Stored data:
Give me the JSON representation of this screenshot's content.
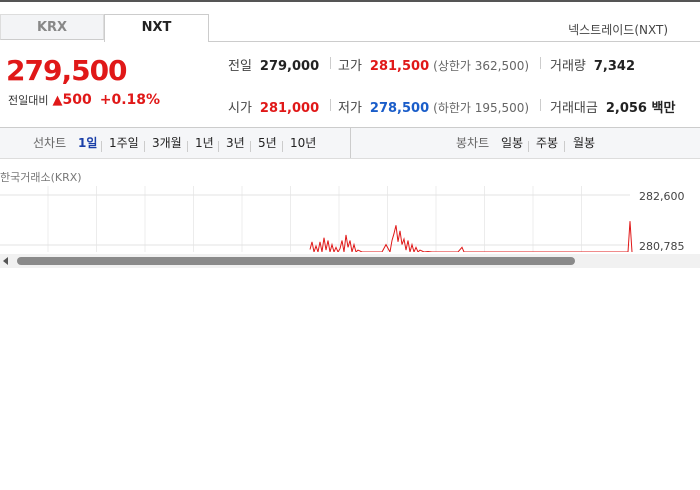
{
  "tabs": [
    {
      "label": "KRX",
      "active": false
    },
    {
      "label": "NXT",
      "active": true
    }
  ],
  "market_label": "넥스트레이드(NXT)",
  "quote": {
    "price": "279,500",
    "change_label": "전일대비",
    "change_direction": "up",
    "change_symbol": "▲",
    "change_amount": "500",
    "change_percent": "+0.18%"
  },
  "stats": {
    "prev_close": {
      "label": "전일",
      "value": "279,000"
    },
    "high": {
      "label": "고가",
      "value": "281,500",
      "sub": "(상한가 362,500)"
    },
    "volume": {
      "label": "거래량",
      "value": "7,342"
    },
    "open": {
      "label": "시가",
      "value": "281,000"
    },
    "low": {
      "label": "저가",
      "value": "278,500",
      "sub": "(하한가 195,500)"
    },
    "trade_value": {
      "label": "거래대금",
      "value": "2,056 백만"
    }
  },
  "line_chart_tabs": {
    "label": "선차트",
    "items": [
      "1일",
      "1주일",
      "3개월",
      "1년",
      "3년",
      "5년",
      "10년"
    ],
    "active": "1일"
  },
  "candle_chart_tabs": {
    "label": "봉차트",
    "items": [
      "일봉",
      "주봉",
      "월봉"
    ]
  },
  "chart": {
    "source": "한국거래소(KRX)",
    "y_ticks": [
      "282,600",
      "280,785"
    ]
  },
  "colors": {
    "up": "#e01818",
    "down": "#1a5dc9",
    "active_period": "#1a3fa8"
  },
  "chart_data": {
    "type": "line",
    "title": "",
    "xlabel": "",
    "ylabel": "",
    "y_ticks": [
      282600,
      280785
    ],
    "ylim": [
      279800,
      282800
    ],
    "grid": true,
    "series": [
      {
        "values": [
          [
            310,
            280620
          ],
          [
            312,
            280900
          ],
          [
            314,
            280450
          ],
          [
            316,
            280750
          ],
          [
            318,
            280500
          ],
          [
            320,
            280900
          ],
          [
            322,
            280350
          ],
          [
            324,
            281050
          ],
          [
            326,
            280600
          ],
          [
            328,
            280950
          ],
          [
            330,
            280500
          ],
          [
            332,
            280800
          ],
          [
            334,
            280300
          ],
          [
            336,
            280700
          ],
          [
            338,
            280200
          ],
          [
            340,
            280650
          ],
          [
            342,
            280950
          ],
          [
            344,
            280400
          ],
          [
            346,
            281150
          ],
          [
            348,
            280700
          ],
          [
            350,
            280950
          ],
          [
            352,
            280500
          ],
          [
            354,
            280800
          ],
          [
            356,
            280350
          ],
          [
            358,
            280600
          ],
          [
            362,
            280300
          ],
          [
            366,
            280500
          ],
          [
            370,
            280250
          ],
          [
            374,
            280400
          ],
          [
            378,
            280200
          ],
          [
            382,
            280450
          ],
          [
            386,
            280800
          ],
          [
            390,
            280400
          ],
          [
            392,
            280950
          ],
          [
            394,
            281200
          ],
          [
            396,
            281500
          ],
          [
            398,
            280900
          ],
          [
            400,
            281300
          ],
          [
            402,
            280800
          ],
          [
            404,
            281000
          ],
          [
            406,
            280600
          ],
          [
            408,
            280950
          ],
          [
            410,
            280500
          ],
          [
            412,
            280800
          ],
          [
            414,
            280400
          ],
          [
            416,
            280700
          ],
          [
            418,
            280350
          ],
          [
            420,
            280600
          ],
          [
            424,
            280400
          ],
          [
            428,
            280550
          ],
          [
            432,
            280300
          ],
          [
            436,
            280450
          ],
          [
            440,
            280250
          ],
          [
            446,
            280400
          ],
          [
            452,
            280300
          ],
          [
            458,
            280350
          ],
          [
            462,
            280700
          ],
          [
            464,
            280300
          ],
          [
            470,
            280350
          ],
          [
            480,
            280300
          ],
          [
            490,
            280320
          ],
          [
            500,
            280280
          ],
          [
            510,
            280300
          ],
          [
            520,
            280280
          ],
          [
            530,
            280300
          ],
          [
            540,
            280280
          ],
          [
            550,
            280300
          ],
          [
            560,
            280280
          ],
          [
            570,
            280300
          ],
          [
            580,
            280280
          ],
          [
            590,
            280300
          ],
          [
            600,
            280290
          ],
          [
            610,
            280300
          ],
          [
            620,
            280290
          ],
          [
            628,
            280300
          ],
          [
            630,
            281650
          ],
          [
            632,
            280300
          ]
        ]
      }
    ]
  }
}
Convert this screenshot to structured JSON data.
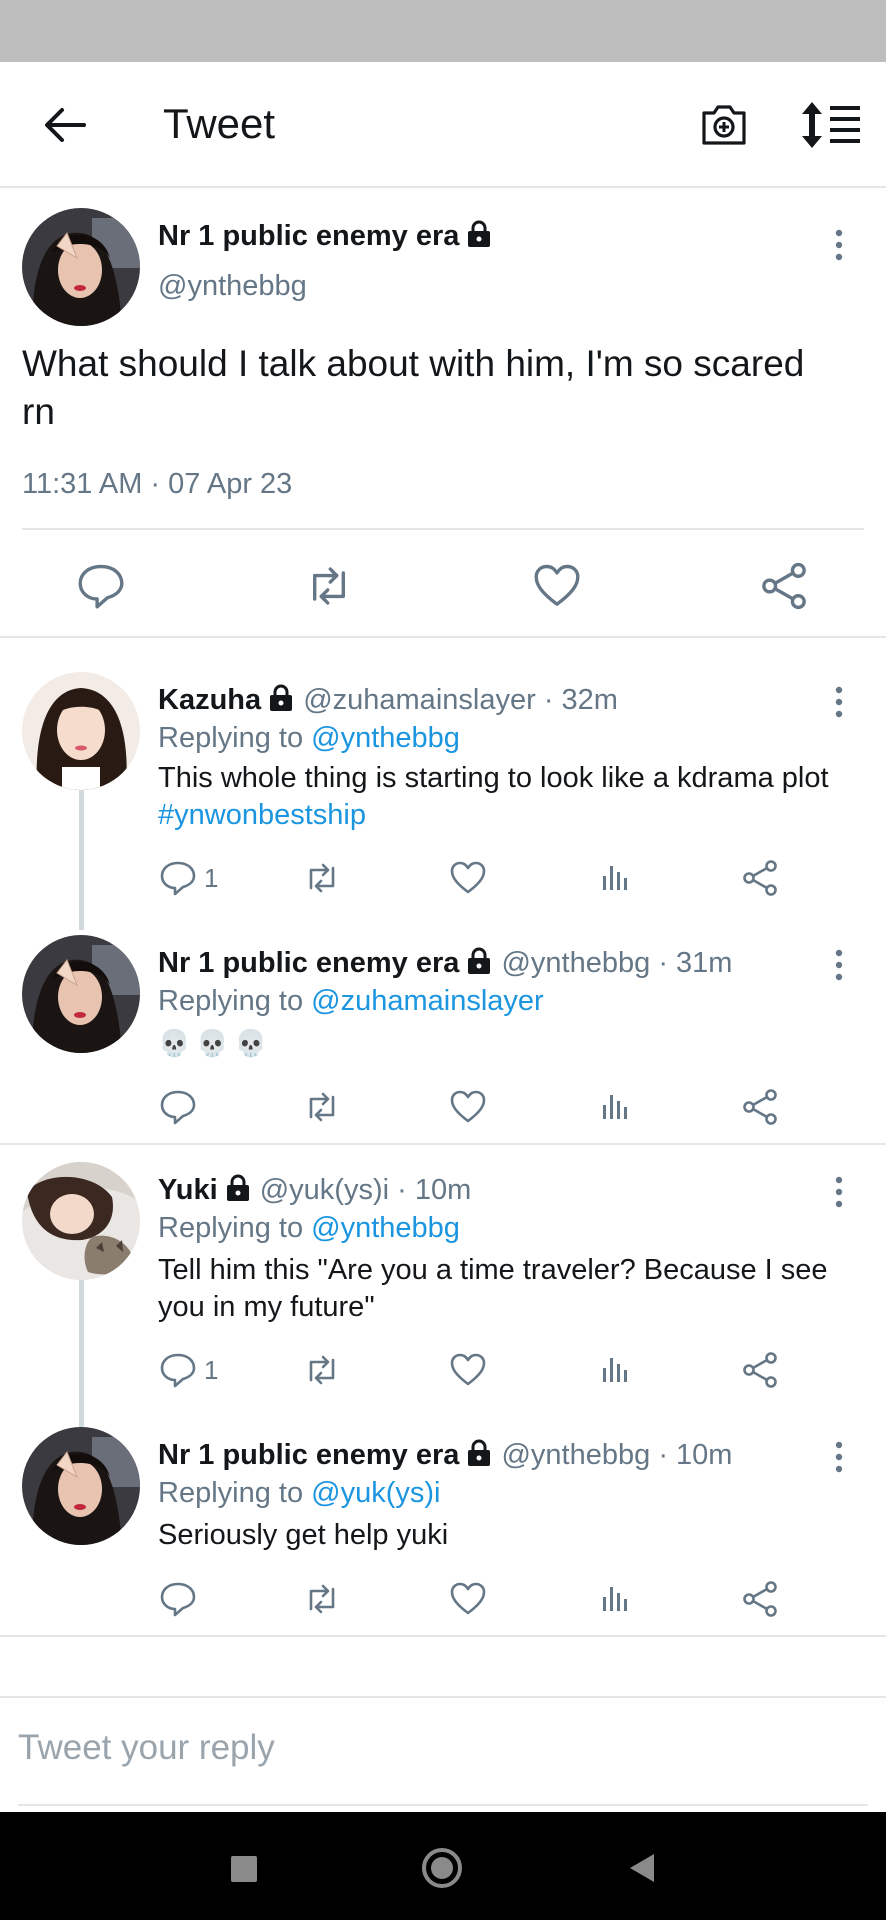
{
  "header": {
    "title": "Tweet"
  },
  "main_tweet": {
    "name": "Nr 1 public enemy era",
    "handle": "@ynthebbg",
    "text": "What should I talk about with him, I'm so scared rn",
    "timestamp": "11:31 AM · 07 Apr 23"
  },
  "replies": [
    {
      "name": "Kazuha",
      "handle": "@zuhamainslayer",
      "time": "· 32m",
      "replying_prefix": "Replying to",
      "replying_to": "@ynthebbg",
      "text": "This whole thing is starting to look like a kdrama plot",
      "hashtag": "#ynwonbestship",
      "reply_count": "1"
    },
    {
      "name": "Nr 1 public enemy era",
      "handle": "@ynthebbg",
      "time": "· 31m",
      "replying_prefix": "Replying to",
      "replying_to": "@zuhamainslayer",
      "text": "💀💀💀"
    },
    {
      "name": "Yuki",
      "handle": "@yuk(ys)i",
      "time": "· 10m",
      "replying_prefix": "Replying to",
      "replying_to": "@ynthebbg",
      "text": "Tell him this \"Are you a time traveler? Because I see you in my future\"",
      "reply_count": "1"
    },
    {
      "name": "Nr 1 public enemy era",
      "handle": "@ynthebbg",
      "time": "· 10m",
      "replying_prefix": "Replying to",
      "replying_to": "@yuk(ys)i",
      "text": "Seriously get help yuki"
    }
  ],
  "compose": {
    "placeholder": "Tweet your reply"
  },
  "icons": {
    "back": "arrow-left-icon",
    "camera": "camera-plus-icon",
    "sort": "sort-icon",
    "reply": "reply-bubble-icon",
    "retweet": "retweet-icon",
    "like": "heart-icon",
    "analytics": "analytics-icon",
    "share": "share-icon",
    "lock": "lock-icon",
    "more": "more-vertical-icon"
  },
  "colors": {
    "link": "#1b95e0",
    "secondary_text": "#657786",
    "thread_line": "#cfd9de"
  }
}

__Task goal__
The line that contains "Convert this screenshot" begins the part to retype, and the last line of the records above ends it. Retype both and everything between, exactly, without the pictures.

__Full answer__
Convert this screenshot to structured JSON data.
{
  "header": {
    "title": "Tweet"
  },
  "main_tweet": {
    "name": "Nr 1 public enemy era",
    "handle": "@ynthebbg",
    "text": "What should I talk about with him, I'm so scared rn",
    "timestamp": "11:31 AM · 07 Apr 23"
  },
  "replies": [
    {
      "name": "Kazuha",
      "handle": "@zuhamainslayer",
      "time": "· 32m",
      "replying_prefix": "Replying to",
      "replying_to": "@ynthebbg",
      "text": "This whole thing is starting to look like a kdrama plot",
      "hashtag": "#ynwonbestship",
      "reply_count": "1"
    },
    {
      "name": "Nr 1 public enemy era",
      "handle": "@ynthebbg",
      "time": "· 31m",
      "replying_prefix": "Replying to",
      "replying_to": "@zuhamainslayer",
      "text": "💀💀💀"
    },
    {
      "name": "Yuki",
      "handle": "@yuk(ys)i",
      "time": "· 10m",
      "replying_prefix": "Replying to",
      "replying_to": "@ynthebbg",
      "text": "Tell him this \"Are you a time traveler? Because I see you in my future\"",
      "reply_count": "1"
    },
    {
      "name": "Nr 1 public enemy era",
      "handle": "@ynthebbg",
      "time": "· 10m",
      "replying_prefix": "Replying to",
      "replying_to": "@yuk(ys)i",
      "text": "Seriously get help yuki"
    }
  ],
  "compose": {
    "placeholder": "Tweet your reply"
  },
  "icons": {
    "back": "arrow-left-icon",
    "camera": "camera-plus-icon",
    "sort": "sort-icon",
    "reply": "reply-bubble-icon",
    "retweet": "retweet-icon",
    "like": "heart-icon",
    "analytics": "analytics-icon",
    "share": "share-icon",
    "lock": "lock-icon",
    "more": "more-vertical-icon"
  },
  "colors": {
    "link": "#1b95e0",
    "secondary_text": "#657786",
    "thread_line": "#cfd9de"
  }
}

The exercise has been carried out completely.